start Material for this task

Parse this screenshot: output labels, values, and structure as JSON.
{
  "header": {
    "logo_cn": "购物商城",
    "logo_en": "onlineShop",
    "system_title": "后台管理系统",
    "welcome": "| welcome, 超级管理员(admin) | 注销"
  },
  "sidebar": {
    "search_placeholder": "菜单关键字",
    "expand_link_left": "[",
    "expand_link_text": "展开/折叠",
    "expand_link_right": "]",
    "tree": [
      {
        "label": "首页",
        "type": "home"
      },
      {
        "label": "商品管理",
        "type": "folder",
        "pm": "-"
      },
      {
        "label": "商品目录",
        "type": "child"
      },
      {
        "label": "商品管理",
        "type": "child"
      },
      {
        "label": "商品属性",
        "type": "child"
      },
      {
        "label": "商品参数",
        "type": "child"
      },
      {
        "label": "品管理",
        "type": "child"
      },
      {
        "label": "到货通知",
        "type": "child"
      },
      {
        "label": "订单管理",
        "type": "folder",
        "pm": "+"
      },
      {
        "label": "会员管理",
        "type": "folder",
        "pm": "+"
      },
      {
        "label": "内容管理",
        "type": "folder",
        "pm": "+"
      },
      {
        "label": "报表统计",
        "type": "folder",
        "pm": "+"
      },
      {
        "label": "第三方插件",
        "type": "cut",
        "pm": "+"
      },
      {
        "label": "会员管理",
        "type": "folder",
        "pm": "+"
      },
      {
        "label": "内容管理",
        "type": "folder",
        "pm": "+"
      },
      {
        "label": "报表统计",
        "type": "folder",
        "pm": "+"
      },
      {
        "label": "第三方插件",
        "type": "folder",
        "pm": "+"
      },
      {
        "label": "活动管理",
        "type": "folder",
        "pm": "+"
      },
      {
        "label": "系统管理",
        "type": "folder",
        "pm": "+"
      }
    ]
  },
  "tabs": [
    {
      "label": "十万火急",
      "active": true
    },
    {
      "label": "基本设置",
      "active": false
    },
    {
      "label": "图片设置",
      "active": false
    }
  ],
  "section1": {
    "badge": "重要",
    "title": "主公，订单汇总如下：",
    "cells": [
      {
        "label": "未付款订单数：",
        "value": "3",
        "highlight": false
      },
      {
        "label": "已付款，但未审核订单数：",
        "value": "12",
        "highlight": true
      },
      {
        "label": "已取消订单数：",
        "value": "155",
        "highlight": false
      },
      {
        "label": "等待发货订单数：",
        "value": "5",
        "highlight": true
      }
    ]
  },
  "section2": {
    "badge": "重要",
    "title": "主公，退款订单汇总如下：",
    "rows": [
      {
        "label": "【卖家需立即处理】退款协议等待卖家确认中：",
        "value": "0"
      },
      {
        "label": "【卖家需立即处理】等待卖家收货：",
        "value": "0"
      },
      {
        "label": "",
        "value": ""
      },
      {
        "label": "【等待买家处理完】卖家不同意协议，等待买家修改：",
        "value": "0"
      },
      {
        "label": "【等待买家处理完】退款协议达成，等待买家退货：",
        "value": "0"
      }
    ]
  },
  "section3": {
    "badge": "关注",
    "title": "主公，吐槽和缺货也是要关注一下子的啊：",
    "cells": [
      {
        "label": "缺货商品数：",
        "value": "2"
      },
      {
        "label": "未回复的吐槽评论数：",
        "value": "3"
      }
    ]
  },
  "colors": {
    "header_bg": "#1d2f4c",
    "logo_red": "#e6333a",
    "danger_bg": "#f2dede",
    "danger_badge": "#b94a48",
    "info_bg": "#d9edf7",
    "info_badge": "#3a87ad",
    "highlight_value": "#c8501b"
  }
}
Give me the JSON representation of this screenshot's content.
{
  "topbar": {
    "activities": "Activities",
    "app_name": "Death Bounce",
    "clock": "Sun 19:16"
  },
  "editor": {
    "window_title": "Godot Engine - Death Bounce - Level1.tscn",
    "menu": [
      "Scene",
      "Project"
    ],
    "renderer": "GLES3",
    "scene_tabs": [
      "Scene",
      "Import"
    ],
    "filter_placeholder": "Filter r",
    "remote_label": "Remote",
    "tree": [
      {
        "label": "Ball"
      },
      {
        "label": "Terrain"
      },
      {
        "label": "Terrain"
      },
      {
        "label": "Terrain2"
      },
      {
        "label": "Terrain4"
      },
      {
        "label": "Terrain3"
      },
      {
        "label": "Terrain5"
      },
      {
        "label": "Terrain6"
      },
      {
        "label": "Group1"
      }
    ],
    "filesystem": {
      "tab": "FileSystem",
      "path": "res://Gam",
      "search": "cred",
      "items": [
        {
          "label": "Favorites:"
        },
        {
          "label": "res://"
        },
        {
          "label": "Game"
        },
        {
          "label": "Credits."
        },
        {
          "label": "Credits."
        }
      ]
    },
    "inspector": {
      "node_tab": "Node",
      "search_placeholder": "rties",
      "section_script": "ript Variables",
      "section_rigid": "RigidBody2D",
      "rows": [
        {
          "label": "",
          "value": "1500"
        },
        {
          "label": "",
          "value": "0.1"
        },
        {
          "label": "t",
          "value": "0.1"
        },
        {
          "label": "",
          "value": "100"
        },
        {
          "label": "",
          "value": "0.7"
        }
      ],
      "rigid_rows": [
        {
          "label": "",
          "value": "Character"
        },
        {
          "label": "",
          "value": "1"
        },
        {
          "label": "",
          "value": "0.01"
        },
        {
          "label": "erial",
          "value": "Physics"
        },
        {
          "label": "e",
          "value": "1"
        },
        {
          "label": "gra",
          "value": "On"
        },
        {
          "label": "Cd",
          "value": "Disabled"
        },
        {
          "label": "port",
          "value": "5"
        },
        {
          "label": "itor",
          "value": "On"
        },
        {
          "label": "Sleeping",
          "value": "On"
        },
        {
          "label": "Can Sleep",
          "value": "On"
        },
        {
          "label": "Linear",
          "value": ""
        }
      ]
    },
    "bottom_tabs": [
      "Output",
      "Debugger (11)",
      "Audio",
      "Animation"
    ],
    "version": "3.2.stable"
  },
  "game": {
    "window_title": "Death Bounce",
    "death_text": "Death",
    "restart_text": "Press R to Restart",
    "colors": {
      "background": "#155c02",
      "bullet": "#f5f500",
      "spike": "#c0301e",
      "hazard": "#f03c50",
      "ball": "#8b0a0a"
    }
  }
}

end Material for this task

— Work required —
All of the entries above need to be reproduced exactly.

— Task answer —
Parse this screenshot: output labels, values, and structure as JSON.
{
  "header": {
    "logo_cn": "购物商城",
    "logo_en": "onlineShop",
    "system_title": "后台管理系统",
    "welcome": "| welcome, 超级管理员(admin) | 注销"
  },
  "sidebar": {
    "search_placeholder": "菜单关键字",
    "expand_link_left": "[",
    "expand_link_text": "展开/折叠",
    "expand_link_right": "]",
    "tree": [
      {
        "label": "首页",
        "type": "home"
      },
      {
        "label": "商品管理",
        "type": "folder",
        "pm": "-"
      },
      {
        "label": "商品目录",
        "type": "child"
      },
      {
        "label": "商品管理",
        "type": "child"
      },
      {
        "label": "商品属性",
        "type": "child"
      },
      {
        "label": "商品参数",
        "type": "child"
      },
      {
        "label": "品管理",
        "type": "child"
      },
      {
        "label": "到货通知",
        "type": "child"
      },
      {
        "label": "订单管理",
        "type": "folder",
        "pm": "+"
      },
      {
        "label": "会员管理",
        "type": "folder",
        "pm": "+"
      },
      {
        "label": "内容管理",
        "type": "folder",
        "pm": "+"
      },
      {
        "label": "报表统计",
        "type": "folder",
        "pm": "+"
      },
      {
        "label": "第三方插件",
        "type": "cut",
        "pm": "+"
      },
      {
        "label": "会员管理",
        "type": "folder",
        "pm": "+"
      },
      {
        "label": "内容管理",
        "type": "folder",
        "pm": "+"
      },
      {
        "label": "报表统计",
        "type": "folder",
        "pm": "+"
      },
      {
        "label": "第三方插件",
        "type": "folder",
        "pm": "+"
      },
      {
        "label": "活动管理",
        "type": "folder",
        "pm": "+"
      },
      {
        "label": "系统管理",
        "type": "folder",
        "pm": "+"
      }
    ]
  },
  "tabs": [
    {
      "label": "十万火急",
      "active": true
    },
    {
      "label": "基本设置",
      "active": false
    },
    {
      "label": "图片设置",
      "active": false
    }
  ],
  "section1": {
    "badge": "重要",
    "title": "主公，订单汇总如下：",
    "cells": [
      {
        "label": "未付款订单数：",
        "value": "3",
        "highlight": false
      },
      {
        "label": "已付款，但未审核订单数：",
        "value": "12",
        "highlight": true
      },
      {
        "label": "已取消订单数：",
        "value": "155",
        "highlight": false
      },
      {
        "label": "等待发货订单数：",
        "value": "5",
        "highlight": true
      }
    ]
  },
  "section2": {
    "badge": "重要",
    "title": "主公，退款订单汇总如下：",
    "rows": [
      {
        "label": "【卖家需立即处理】退款协议等待卖家确认中：",
        "value": "0"
      },
      {
        "label": "【卖家需立即处理】等待卖家收货：",
        "value": "0"
      },
      {
        "label": "",
        "value": ""
      },
      {
        "label": "【等待买家处理完】卖家不同意协议，等待买家修改：",
        "value": "0"
      },
      {
        "label": "【等待买家处理完】退款协议达成，等待买家退货：",
        "value": "0"
      }
    ]
  },
  "section3": {
    "badge": "关注",
    "title": "主公，吐槽和缺货也是要关注一下子的啊：",
    "cells": [
      {
        "label": "缺货商品数：",
        "value": "2"
      },
      {
        "label": "未回复的吐槽评论数：",
        "value": "3"
      }
    ]
  },
  "colors": {
    "header_bg": "#1d2f4c",
    "logo_red": "#e6333a",
    "danger_bg": "#f2dede",
    "danger_badge": "#b94a48",
    "info_bg": "#d9edf7",
    "info_badge": "#3a87ad",
    "highlight_value": "#c8501b"
  }
}
Give me the JSON representation of this screenshot's content.
{
  "topbar": {
    "activities": "Activities",
    "app_name": "Death Bounce",
    "clock": "Sun 19:16"
  },
  "editor": {
    "window_title": "Godot Engine - Death Bounce - Level1.tscn",
    "menu": [
      "Scene",
      "Project"
    ],
    "renderer": "GLES3",
    "scene_tabs": [
      "Scene",
      "Import"
    ],
    "filter_placeholder": "Filter r",
    "remote_label": "Remote",
    "tree": [
      {
        "label": "Ball"
      },
      {
        "label": "Terrain"
      },
      {
        "label": "Terrain"
      },
      {
        "label": "Terrain2"
      },
      {
        "label": "Terrain4"
      },
      {
        "label": "Terrain3"
      },
      {
        "label": "Terrain5"
      },
      {
        "label": "Terrain6"
      },
      {
        "label": "Group1"
      }
    ],
    "filesystem": {
      "tab": "FileSystem",
      "path": "res://Gam",
      "search": "cred",
      "items": [
        {
          "label": "Favorites:"
        },
        {
          "label": "res://"
        },
        {
          "label": "Game"
        },
        {
          "label": "Credits."
        },
        {
          "label": "Credits."
        }
      ]
    },
    "inspector": {
      "node_tab": "Node",
      "search_placeholder": "rties",
      "section_script": "ript Variables",
      "section_rigid": "RigidBody2D",
      "rows": [
        {
          "label": "",
          "value": "1500"
        },
        {
          "label": "",
          "value": "0.1"
        },
        {
          "label": "t",
          "value": "0.1"
        },
        {
          "label": "",
          "value": "100"
        },
        {
          "label": "",
          "value": "0.7"
        }
      ],
      "rigid_rows": [
        {
          "label": "",
          "value": "Character"
        },
        {
          "label": "",
          "value": "1"
        },
        {
          "label": "",
          "value": "0.01"
        },
        {
          "label": "erial",
          "value": "Physics"
        },
        {
          "label": "e",
          "value": "1"
        },
        {
          "label": "gra",
          "value": "On"
        },
        {
          "label": "Cd",
          "value": "Disabled"
        },
        {
          "label": "port",
          "value": "5"
        },
        {
          "label": "itor",
          "value": "On"
        },
        {
          "label": "Sleeping",
          "value": "On"
        },
        {
          "label": "Can Sleep",
          "value": "On"
        },
        {
          "label": "Linear",
          "value": ""
        }
      ]
    },
    "bottom_tabs": [
      "Output",
      "Debugger (11)",
      "Audio",
      "Animation"
    ],
    "version": "3.2.stable"
  },
  "game": {
    "window_title": "Death Bounce",
    "death_text": "Death",
    "restart_text": "Press R to Restart",
    "colors": {
      "background": "#155c02",
      "bullet": "#f5f500",
      "spike": "#c0301e",
      "hazard": "#f03c50",
      "ball": "#8b0a0a"
    }
  }
}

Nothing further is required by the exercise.